### BRANO CITATO

SICUREZZA IN MONTAGNA: ACCORDO TRA REGIONE E SOCCORSO ALPINO

Sicurezza in montagna: accordo tra Regione e Soccorso alpino

Per una sinergia integrata sono fondamentali le centrali del 118 e gli intervnti del Club alpino italiano

Per assicurare in montagna il soccorso di tutte le persone infortunate o stato di pericolo sulla rete escursionistica, in montagna, in grotta, o comunque in ambienti impervi la Regione ha prorogato fino al 30 giugno 2017 l'accordo con il Soccorso alpino e speleologico toscano del Club alpino italiano. La convenzione viene stipulata fin dal 2000, mentre l'ultimo rinnovo risaliva all'aprile 2014.

### SEZIONE DATI
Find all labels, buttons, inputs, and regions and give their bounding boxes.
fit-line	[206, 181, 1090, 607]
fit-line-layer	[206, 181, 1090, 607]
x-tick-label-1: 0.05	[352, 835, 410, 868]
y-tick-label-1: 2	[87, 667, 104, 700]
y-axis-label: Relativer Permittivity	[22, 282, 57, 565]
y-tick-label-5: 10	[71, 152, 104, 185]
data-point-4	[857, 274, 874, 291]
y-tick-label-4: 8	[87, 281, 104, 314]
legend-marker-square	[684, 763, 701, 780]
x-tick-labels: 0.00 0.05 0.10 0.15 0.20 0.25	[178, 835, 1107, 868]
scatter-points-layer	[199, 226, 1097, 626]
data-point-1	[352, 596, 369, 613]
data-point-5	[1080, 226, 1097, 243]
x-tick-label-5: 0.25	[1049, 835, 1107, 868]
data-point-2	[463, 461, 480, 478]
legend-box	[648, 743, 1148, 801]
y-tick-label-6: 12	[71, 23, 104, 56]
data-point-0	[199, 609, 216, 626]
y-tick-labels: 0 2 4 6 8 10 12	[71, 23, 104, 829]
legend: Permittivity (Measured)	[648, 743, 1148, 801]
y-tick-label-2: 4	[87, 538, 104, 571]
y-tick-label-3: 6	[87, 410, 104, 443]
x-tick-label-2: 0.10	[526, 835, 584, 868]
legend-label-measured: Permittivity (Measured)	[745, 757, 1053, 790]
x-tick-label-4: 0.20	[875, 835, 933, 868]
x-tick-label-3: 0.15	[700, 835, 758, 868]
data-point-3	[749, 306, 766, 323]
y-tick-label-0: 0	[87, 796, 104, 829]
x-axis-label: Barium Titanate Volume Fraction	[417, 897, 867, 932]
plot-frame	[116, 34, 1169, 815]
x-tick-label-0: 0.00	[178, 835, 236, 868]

### ATTIVITÀ
1. Rispondi alle seguenti domande sul brano citato, una per riga:
(a) Secondo il sottotitolo, quali centrali sono fondamentali per una sinergia integrata?
(b) Fino a quale data la Regione ha prorogato l'accordo?
(c) A quando risaliva l'ultimo rinnovo della convenzione?
2. Indica se ciascuna affermazione concorda con il brano citato, motivando con le parole decisive del testo:
(a) L'accordo con il Soccorso alpino è stato prorogato fino al 30 giugno 2017.
(b) La convenzione è stata stipulata per la prima volta nel 2014.
(c) Il soccorso previsto riguarda anche le persone che si trovano in grotta.
3. Scrivi il seguito del brano citato sull'accordo per il soccorso in montagna, riprendendo dopo la sua ultima frase.

### RISPOSTE DATE
1.
(a) Le centrali del 118.
(b) Fino al 30 giugno 2017.
(c) All'aprile 2014.

2.
(a) Sì: «la Regione ha prorogato fino al 30 giugno 2017 l'accordo con il Soccorso alpino e speleologico toscano del Club alpino italiano».
(b) No: «La convenzione viene stipulata fin dal 2000».
(c) Sì: «sulla rete escursionistica, in montagna, in grotta».

3.
Nel corso degli anni la sinergia e l'integrazione tra il sistema di emergenza sanitaria territoriale e il Soccorso alpino e speleologico toscano, spiega una nota informativa della Regione, "si è progressivamente rafforzata, fino alla situazione attuale, in cui le centrali operative 118 e i tecnici esperti del Soccorso alpino uniscono quotidianamente le loro competenze e le loro forze per soccorrere chiunque si trovi in stato di pericolo sulle montagne toscane. Un elemento qualificante è rappresentato dalla presenza di un tecnico di elisoccorso del Soccorso alpino, a integrazione delle squadra sanitaria 118 in tutte e tre le basi regionali di elisoccorso, localizzate a Firenze, Grosseto e Massa Carrara. Presenza che è di supporto all'équipe medica dell'elisoccorso su terreno montano, impervio o in ambiente ostile, per il recupero di salme e interventi di ricerca dispersi. Per svolgere le attività previste, il Sast mette a disposizione specifici materiali, attrezzature tecnologiche, e il proprio organico, composto da tecnici, operatori e medici, unità cinofile di ricerca in superficie e in valanga, brevettate alla Scuola nazionale del Soccorso alpino, disponibili ad essere trasportati, all'occorrenza, su tutto il territorio regionale. Per questo servizio, per il semestre gennaio-giugno 2017 la Regione eroga al Soccorso Alpino un contributo di 225.000 euro".